** ISTRUZIONE SCRITTA **
Puoi riscrivere le righe seguenti cambiando "guillemet-icon" in "chevron-icon" e lasciando tutto il resto invariato?
_ _ _ _ _ _ _
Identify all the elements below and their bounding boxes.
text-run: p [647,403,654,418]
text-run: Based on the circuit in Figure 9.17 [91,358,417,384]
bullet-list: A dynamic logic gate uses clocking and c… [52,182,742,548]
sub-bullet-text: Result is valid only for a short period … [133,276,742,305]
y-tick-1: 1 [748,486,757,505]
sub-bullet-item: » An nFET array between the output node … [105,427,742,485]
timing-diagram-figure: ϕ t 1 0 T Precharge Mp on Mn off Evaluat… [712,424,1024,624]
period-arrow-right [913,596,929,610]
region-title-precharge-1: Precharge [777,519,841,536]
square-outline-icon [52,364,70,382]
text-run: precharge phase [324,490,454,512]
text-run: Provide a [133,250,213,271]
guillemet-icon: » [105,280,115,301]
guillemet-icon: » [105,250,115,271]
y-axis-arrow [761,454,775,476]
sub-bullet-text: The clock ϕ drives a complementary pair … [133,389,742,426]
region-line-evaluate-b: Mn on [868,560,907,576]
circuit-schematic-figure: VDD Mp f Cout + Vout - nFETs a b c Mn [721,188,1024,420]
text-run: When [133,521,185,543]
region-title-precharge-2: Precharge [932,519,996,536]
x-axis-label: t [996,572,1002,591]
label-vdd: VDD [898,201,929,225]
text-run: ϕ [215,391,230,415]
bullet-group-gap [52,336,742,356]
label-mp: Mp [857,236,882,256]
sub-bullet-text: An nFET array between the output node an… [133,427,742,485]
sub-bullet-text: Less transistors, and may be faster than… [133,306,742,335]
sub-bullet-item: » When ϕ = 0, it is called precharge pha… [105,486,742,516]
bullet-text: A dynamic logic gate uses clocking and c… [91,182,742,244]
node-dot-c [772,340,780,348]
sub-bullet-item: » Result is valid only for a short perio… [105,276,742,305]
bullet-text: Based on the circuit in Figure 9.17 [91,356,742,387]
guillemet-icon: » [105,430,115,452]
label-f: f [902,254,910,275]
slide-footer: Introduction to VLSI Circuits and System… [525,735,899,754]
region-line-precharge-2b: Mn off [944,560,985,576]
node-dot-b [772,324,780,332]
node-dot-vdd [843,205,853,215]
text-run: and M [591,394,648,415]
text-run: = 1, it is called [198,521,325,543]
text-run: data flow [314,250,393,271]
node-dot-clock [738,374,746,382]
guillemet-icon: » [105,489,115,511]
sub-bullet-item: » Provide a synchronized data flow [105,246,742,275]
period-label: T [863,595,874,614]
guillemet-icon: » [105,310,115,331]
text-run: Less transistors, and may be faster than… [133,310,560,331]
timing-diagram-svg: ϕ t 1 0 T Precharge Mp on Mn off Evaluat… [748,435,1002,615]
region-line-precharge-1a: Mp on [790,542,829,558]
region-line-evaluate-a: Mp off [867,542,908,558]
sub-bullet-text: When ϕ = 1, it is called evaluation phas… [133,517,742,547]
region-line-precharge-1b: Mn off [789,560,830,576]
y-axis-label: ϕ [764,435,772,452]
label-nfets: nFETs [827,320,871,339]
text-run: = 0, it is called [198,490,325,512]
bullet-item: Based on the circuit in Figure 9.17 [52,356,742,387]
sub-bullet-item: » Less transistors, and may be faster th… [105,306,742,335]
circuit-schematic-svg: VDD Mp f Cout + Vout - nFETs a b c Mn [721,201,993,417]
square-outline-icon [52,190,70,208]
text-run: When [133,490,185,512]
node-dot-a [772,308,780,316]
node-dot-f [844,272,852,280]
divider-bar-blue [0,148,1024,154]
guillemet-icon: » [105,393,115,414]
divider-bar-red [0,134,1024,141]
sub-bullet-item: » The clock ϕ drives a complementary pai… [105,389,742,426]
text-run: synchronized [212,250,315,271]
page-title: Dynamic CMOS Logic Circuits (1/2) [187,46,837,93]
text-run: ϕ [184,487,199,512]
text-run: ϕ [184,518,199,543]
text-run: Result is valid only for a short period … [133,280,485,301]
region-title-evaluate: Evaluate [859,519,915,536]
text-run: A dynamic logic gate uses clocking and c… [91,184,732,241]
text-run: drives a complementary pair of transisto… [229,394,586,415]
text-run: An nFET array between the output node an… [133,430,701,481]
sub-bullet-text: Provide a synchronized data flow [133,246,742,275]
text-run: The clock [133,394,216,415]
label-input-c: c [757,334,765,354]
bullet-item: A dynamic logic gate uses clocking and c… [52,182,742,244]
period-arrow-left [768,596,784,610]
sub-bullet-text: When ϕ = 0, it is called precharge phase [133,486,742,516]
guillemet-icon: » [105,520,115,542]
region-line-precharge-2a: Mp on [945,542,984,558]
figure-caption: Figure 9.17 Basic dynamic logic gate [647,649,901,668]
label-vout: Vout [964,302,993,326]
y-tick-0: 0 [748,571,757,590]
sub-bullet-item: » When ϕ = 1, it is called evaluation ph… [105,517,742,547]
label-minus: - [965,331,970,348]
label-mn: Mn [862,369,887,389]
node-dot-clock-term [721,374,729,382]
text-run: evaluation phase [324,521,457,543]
_ _ _ _ _ _ _
** IN RISPOSTA **
Identify all the elements below and their bounding boxes.
text-run: p [647,403,654,418]
text-run: Based on the circuit in Figure 9.17 [91,358,417,384]
bullet-list: A dynamic logic gate uses clocking and c… [52,182,742,548]
sub-bullet-text: Result is valid only for a short period … [133,276,742,305]
y-tick-1: 1 [748,486,757,505]
sub-bullet-item: » An nFET array between the output node … [105,427,742,485]
timing-diagram-figure: ϕ t 1 0 T Precharge Mp on Mn off Evaluat… [712,424,1024,624]
period-arrow-right [913,596,929,610]
region-title-precharge-1: Precharge [777,519,841,536]
square-outline-icon [52,364,70,382]
text-run: precharge phase [324,490,454,512]
text-run: Provide a [133,250,213,271]
chevron-icon: » [105,280,115,301]
chevron-icon: » [105,250,115,271]
y-axis-arrow [761,454,775,476]
sub-bullet-text: The clock ϕ drives a complementary pair … [133,389,742,426]
region-line-evaluate-b: Mn on [868,560,907,576]
circuit-schematic-figure: VDD Mp f Cout + Vout - nFETs a b c Mn [721,188,1024,420]
text-run: When [133,521,185,543]
region-title-precharge-2: Precharge [932,519,996,536]
x-axis-label: t [996,572,1002,591]
label-vdd: VDD [898,201,929,225]
text-run: ϕ [215,391,230,415]
bullet-group-gap [52,336,742,356]
label-mp: Mp [857,236,882,256]
sub-bullet-text: An nFET array between the output node an… [133,427,742,485]
sub-bullet-text: Less transistors, and may be faster than… [133,306,742,335]
sub-bullet-item: » When ϕ = 0, it is called precharge pha… [105,486,742,516]
bullet-text: A dynamic logic gate uses clocking and c… [91,182,742,244]
node-dot-c [772,340,780,348]
sub-bullet-item: » Result is valid only for a short perio… [105,276,742,305]
bullet-text: Based on the circuit in Figure 9.17 [91,356,742,387]
chevron-icon: » [105,430,115,452]
label-f: f [902,254,910,275]
slide-footer: Introduction to VLSI Circuits and System… [525,735,899,754]
region-line-precharge-2b: Mn off [944,560,985,576]
node-dot-b [772,324,780,332]
node-dot-vdd [843,205,853,215]
text-run: and M [591,394,648,415]
text-run: = 1, it is called [198,521,325,543]
text-run: data flow [314,250,393,271]
node-dot-clock [738,374,746,382]
chevron-icon: » [105,489,115,511]
sub-bullet-item: » Provide a synchronized data flow [105,246,742,275]
period-label: T [863,595,874,614]
chevron-icon: » [105,310,115,331]
text-run: Less transistors, and may be faster than… [133,310,560,331]
timing-diagram-svg: ϕ t 1 0 T Precharge Mp on Mn off Evaluat… [748,435,1002,615]
region-line-precharge-1a: Mp on [790,542,829,558]
region-line-evaluate-a: Mp off [867,542,908,558]
sub-bullet-text: When ϕ = 1, it is called evaluation phas… [133,517,742,547]
region-line-precharge-1b: Mn off [789,560,830,576]
y-axis-label: ϕ [764,435,772,452]
label-nfets: nFETs [827,320,871,339]
text-run: = 0, it is called [198,490,325,512]
bullet-item: Based on the circuit in Figure 9.17 [52,356,742,387]
sub-bullet-item: » Less transistors, and may be faster th… [105,306,742,335]
circuit-schematic-svg: VDD Mp f Cout + Vout - nFETs a b c Mn [721,201,993,417]
square-outline-icon [52,190,70,208]
text-run: When [133,490,185,512]
node-dot-a [772,308,780,316]
node-dot-f [844,272,852,280]
divider-bar-blue [0,148,1024,154]
chevron-icon: » [105,393,115,414]
divider-bar-red [0,134,1024,141]
sub-bullet-item: » The clock ϕ drives a complementary pai… [105,389,742,426]
text-run: synchronized [212,250,315,271]
page-title: Dynamic CMOS Logic Circuits (1/2) [187,46,837,93]
text-run: ϕ [184,487,199,512]
text-run: ϕ [184,518,199,543]
text-run: Result is valid only for a short period … [133,280,485,301]
region-title-evaluate: Evaluate [859,519,915,536]
text-run: A dynamic logic gate uses clocking and c… [91,184,732,241]
text-run: drives a complementary pair of transisto… [229,394,586,415]
text-run: An nFET array between the output node an… [133,430,701,481]
sub-bullet-text: Provide a synchronized data flow [133,246,742,275]
text-run: The clock [133,394,216,415]
label-input-c: c [757,334,765,354]
bullet-item: A dynamic logic gate uses clocking and c… [52,182,742,244]
period-arrow-left [768,596,784,610]
sub-bullet-text: When ϕ = 0, it is called precharge phase [133,486,742,516]
chevron-icon: » [105,520,115,542]
region-line-precharge-2a: Mp on [945,542,984,558]
figure-caption: Figure 9.17 Basic dynamic logic gate [647,649,901,668]
label-vout: Vout [964,302,993,326]
y-tick-0: 0 [748,571,757,590]
sub-bullet-item: » When ϕ = 1, it is called evaluation ph… [105,517,742,547]
label-minus: - [965,331,970,348]
label-mn: Mn [862,369,887,389]
node-dot-clock-term [721,374,729,382]
text-run: evaluation phase [324,521,457,543]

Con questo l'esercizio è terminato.